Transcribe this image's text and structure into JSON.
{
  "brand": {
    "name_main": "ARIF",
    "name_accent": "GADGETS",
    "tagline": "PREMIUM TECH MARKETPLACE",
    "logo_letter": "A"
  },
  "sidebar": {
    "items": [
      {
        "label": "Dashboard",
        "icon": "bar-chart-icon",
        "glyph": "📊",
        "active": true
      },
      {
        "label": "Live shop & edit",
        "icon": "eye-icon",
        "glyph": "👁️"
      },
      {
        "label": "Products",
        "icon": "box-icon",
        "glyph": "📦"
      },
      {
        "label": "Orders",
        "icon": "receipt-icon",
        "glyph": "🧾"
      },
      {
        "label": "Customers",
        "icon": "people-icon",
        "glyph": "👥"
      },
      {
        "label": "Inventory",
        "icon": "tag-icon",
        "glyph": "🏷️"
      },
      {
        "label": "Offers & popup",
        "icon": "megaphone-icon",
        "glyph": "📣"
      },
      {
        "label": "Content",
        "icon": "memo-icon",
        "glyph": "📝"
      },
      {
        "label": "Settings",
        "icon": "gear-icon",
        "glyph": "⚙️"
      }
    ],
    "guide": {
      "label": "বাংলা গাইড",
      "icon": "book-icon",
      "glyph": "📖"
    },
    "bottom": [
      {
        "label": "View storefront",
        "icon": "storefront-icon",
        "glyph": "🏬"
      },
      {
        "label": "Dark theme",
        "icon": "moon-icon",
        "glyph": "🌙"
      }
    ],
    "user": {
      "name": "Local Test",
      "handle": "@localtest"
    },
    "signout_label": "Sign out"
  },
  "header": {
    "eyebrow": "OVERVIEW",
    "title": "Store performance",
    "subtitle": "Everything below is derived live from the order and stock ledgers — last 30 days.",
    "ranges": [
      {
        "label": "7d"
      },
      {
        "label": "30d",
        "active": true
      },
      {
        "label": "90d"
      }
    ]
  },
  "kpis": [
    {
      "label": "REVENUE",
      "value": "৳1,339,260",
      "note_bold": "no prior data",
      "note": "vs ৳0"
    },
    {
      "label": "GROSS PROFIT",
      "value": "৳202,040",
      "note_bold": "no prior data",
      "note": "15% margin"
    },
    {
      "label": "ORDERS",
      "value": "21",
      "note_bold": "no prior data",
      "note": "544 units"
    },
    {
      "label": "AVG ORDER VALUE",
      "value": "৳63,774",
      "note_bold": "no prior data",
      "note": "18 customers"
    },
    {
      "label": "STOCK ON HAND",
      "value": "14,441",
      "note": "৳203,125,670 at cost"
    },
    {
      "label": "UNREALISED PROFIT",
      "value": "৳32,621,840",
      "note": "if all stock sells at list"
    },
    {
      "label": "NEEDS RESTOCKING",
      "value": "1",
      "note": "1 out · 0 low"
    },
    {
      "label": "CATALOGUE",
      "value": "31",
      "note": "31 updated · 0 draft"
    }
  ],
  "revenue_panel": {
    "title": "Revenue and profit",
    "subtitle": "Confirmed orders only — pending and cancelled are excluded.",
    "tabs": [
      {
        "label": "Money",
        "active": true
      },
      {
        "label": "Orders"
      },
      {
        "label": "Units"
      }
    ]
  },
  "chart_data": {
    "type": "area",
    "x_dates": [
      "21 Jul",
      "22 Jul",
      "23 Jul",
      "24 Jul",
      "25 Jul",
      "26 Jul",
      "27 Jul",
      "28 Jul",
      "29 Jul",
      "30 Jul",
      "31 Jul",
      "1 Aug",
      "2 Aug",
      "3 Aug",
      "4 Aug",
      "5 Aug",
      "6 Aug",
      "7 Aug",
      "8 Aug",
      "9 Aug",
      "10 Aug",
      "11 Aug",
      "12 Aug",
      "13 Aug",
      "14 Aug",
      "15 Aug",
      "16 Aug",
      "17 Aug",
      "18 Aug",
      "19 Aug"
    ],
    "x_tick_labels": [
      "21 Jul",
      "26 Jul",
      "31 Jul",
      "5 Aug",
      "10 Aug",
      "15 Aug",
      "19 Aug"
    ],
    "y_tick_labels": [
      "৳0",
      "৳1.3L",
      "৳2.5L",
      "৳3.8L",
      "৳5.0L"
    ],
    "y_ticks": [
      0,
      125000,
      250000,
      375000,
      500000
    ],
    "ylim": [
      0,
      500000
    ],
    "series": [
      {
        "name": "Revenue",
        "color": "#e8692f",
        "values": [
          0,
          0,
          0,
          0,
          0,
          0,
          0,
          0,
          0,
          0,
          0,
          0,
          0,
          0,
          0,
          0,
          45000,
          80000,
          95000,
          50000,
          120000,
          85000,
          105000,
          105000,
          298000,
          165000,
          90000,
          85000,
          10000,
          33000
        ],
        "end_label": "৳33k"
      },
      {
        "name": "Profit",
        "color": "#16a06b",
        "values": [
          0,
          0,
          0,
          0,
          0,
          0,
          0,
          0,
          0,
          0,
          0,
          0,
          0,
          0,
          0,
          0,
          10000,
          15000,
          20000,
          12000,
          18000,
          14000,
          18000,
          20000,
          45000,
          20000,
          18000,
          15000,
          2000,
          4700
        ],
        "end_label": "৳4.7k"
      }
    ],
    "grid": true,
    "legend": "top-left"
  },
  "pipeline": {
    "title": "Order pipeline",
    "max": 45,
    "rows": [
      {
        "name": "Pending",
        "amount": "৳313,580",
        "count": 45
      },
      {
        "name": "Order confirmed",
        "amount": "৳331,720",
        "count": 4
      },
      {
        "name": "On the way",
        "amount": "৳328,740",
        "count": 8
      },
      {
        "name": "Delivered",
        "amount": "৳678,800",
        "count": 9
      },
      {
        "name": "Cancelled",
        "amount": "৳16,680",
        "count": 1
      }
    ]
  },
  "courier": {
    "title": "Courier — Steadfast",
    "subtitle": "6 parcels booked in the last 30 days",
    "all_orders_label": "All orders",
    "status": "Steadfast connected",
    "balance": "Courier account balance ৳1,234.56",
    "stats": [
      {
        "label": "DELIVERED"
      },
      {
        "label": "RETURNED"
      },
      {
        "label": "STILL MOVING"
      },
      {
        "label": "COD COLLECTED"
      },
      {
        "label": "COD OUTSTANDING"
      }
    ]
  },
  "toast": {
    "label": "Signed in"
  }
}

-- Given request --
Copy the material above back out, exactly as written.

-- Solution to this problem --
Transcribe this image's text and structure into JSON.
{
  "brand": {
    "name_main": "ARIF",
    "name_accent": "GADGETS",
    "tagline": "PREMIUM TECH MARKETPLACE",
    "logo_letter": "A"
  },
  "sidebar": {
    "items": [
      {
        "label": "Dashboard",
        "icon": "bar-chart-icon",
        "glyph": "📊",
        "active": true
      },
      {
        "label": "Live shop & edit",
        "icon": "eye-icon",
        "glyph": "👁️"
      },
      {
        "label": "Products",
        "icon": "box-icon",
        "glyph": "📦"
      },
      {
        "label": "Orders",
        "icon": "receipt-icon",
        "glyph": "🧾"
      },
      {
        "label": "Customers",
        "icon": "people-icon",
        "glyph": "👥"
      },
      {
        "label": "Inventory",
        "icon": "tag-icon",
        "glyph": "🏷️"
      },
      {
        "label": "Offers & popup",
        "icon": "megaphone-icon",
        "glyph": "📣"
      },
      {
        "label": "Content",
        "icon": "memo-icon",
        "glyph": "📝"
      },
      {
        "label": "Settings",
        "icon": "gear-icon",
        "glyph": "⚙️"
      }
    ],
    "guide": {
      "label": "বাংলা গাইড",
      "icon": "book-icon",
      "glyph": "📖"
    },
    "bottom": [
      {
        "label": "View storefront",
        "icon": "storefront-icon",
        "glyph": "🏬"
      },
      {
        "label": "Dark theme",
        "icon": "moon-icon",
        "glyph": "🌙"
      }
    ],
    "user": {
      "name": "Local Test",
      "handle": "@localtest"
    },
    "signout_label": "Sign out"
  },
  "header": {
    "eyebrow": "OVERVIEW",
    "title": "Store performance",
    "subtitle": "Everything below is derived live from the order and stock ledgers — last 30 days.",
    "ranges": [
      {
        "label": "7d"
      },
      {
        "label": "30d",
        "active": true
      },
      {
        "label": "90d"
      }
    ]
  },
  "kpis": [
    {
      "label": "REVENUE",
      "value": "৳1,339,260",
      "note_bold": "no prior data",
      "note": "vs ৳0"
    },
    {
      "label": "GROSS PROFIT",
      "value": "৳202,040",
      "note_bold": "no prior data",
      "note": "15% margin"
    },
    {
      "label": "ORDERS",
      "value": "21",
      "note_bold": "no prior data",
      "note": "544 units"
    },
    {
      "label": "AVG ORDER VALUE",
      "value": "৳63,774",
      "note_bold": "no prior data",
      "note": "18 customers"
    },
    {
      "label": "STOCK ON HAND",
      "value": "14,441",
      "note": "৳203,125,670 at cost"
    },
    {
      "label": "UNREALISED PROFIT",
      "value": "৳32,621,840",
      "note": "if all stock sells at list"
    },
    {
      "label": "NEEDS RESTOCKING",
      "value": "1",
      "note": "1 out · 0 low"
    },
    {
      "label": "CATALOGUE",
      "value": "31",
      "note": "31 updated · 0 draft"
    }
  ],
  "revenue_panel": {
    "title": "Revenue and profit",
    "subtitle": "Confirmed orders only — pending and cancelled are excluded.",
    "tabs": [
      {
        "label": "Money",
        "active": true
      },
      {
        "label": "Orders"
      },
      {
        "label": "Units"
      }
    ]
  },
  "chart_data": {
    "type": "area",
    "x_dates": [
      "21 Jul",
      "22 Jul",
      "23 Jul",
      "24 Jul",
      "25 Jul",
      "26 Jul",
      "27 Jul",
      "28 Jul",
      "29 Jul",
      "30 Jul",
      "31 Jul",
      "1 Aug",
      "2 Aug",
      "3 Aug",
      "4 Aug",
      "5 Aug",
      "6 Aug",
      "7 Aug",
      "8 Aug",
      "9 Aug",
      "10 Aug",
      "11 Aug",
      "12 Aug",
      "13 Aug",
      "14 Aug",
      "15 Aug",
      "16 Aug",
      "17 Aug",
      "18 Aug",
      "19 Aug"
    ],
    "x_tick_labels": [
      "21 Jul",
      "26 Jul",
      "31 Jul",
      "5 Aug",
      "10 Aug",
      "15 Aug",
      "19 Aug"
    ],
    "y_tick_labels": [
      "৳0",
      "৳1.3L",
      "৳2.5L",
      "৳3.8L",
      "৳5.0L"
    ],
    "y_ticks": [
      0,
      125000,
      250000,
      375000,
      500000
    ],
    "ylim": [
      0,
      500000
    ],
    "series": [
      {
        "name": "Revenue",
        "color": "#e8692f",
        "values": [
          0,
          0,
          0,
          0,
          0,
          0,
          0,
          0,
          0,
          0,
          0,
          0,
          0,
          0,
          0,
          0,
          45000,
          80000,
          95000,
          50000,
          120000,
          85000,
          105000,
          105000,
          298000,
          165000,
          90000,
          85000,
          10000,
          33000
        ],
        "end_label": "৳33k"
      },
      {
        "name": "Profit",
        "color": "#16a06b",
        "values": [
          0,
          0,
          0,
          0,
          0,
          0,
          0,
          0,
          0,
          0,
          0,
          0,
          0,
          0,
          0,
          0,
          10000,
          15000,
          20000,
          12000,
          18000,
          14000,
          18000,
          20000,
          45000,
          20000,
          18000,
          15000,
          2000,
          4700
        ],
        "end_label": "৳4.7k"
      }
    ],
    "grid": true,
    "legend": "top-left"
  },
  "pipeline": {
    "title": "Order pipeline",
    "max": 45,
    "rows": [
      {
        "name": "Pending",
        "amount": "৳313,580",
        "count": 45
      },
      {
        "name": "Order confirmed",
        "amount": "৳331,720",
        "count": 4
      },
      {
        "name": "On the way",
        "amount": "৳328,740",
        "count": 8
      },
      {
        "name": "Delivered",
        "amount": "৳678,800",
        "count": 9
      },
      {
        "name": "Cancelled",
        "amount": "৳16,680",
        "count": 1
      }
    ]
  },
  "courier": {
    "title": "Courier — Steadfast",
    "subtitle": "6 parcels booked in the last 30 days",
    "all_orders_label": "All orders",
    "status": "Steadfast connected",
    "balance": "Courier account balance ৳1,234.56",
    "stats": [
      {
        "label": "DELIVERED"
      },
      {
        "label": "RETURNED"
      },
      {
        "label": "STILL MOVING"
      },
      {
        "label": "COD COLLECTED"
      },
      {
        "label": "COD OUTSTANDING"
      }
    ]
  },
  "toast": {
    "label": "Signed in"
  }
}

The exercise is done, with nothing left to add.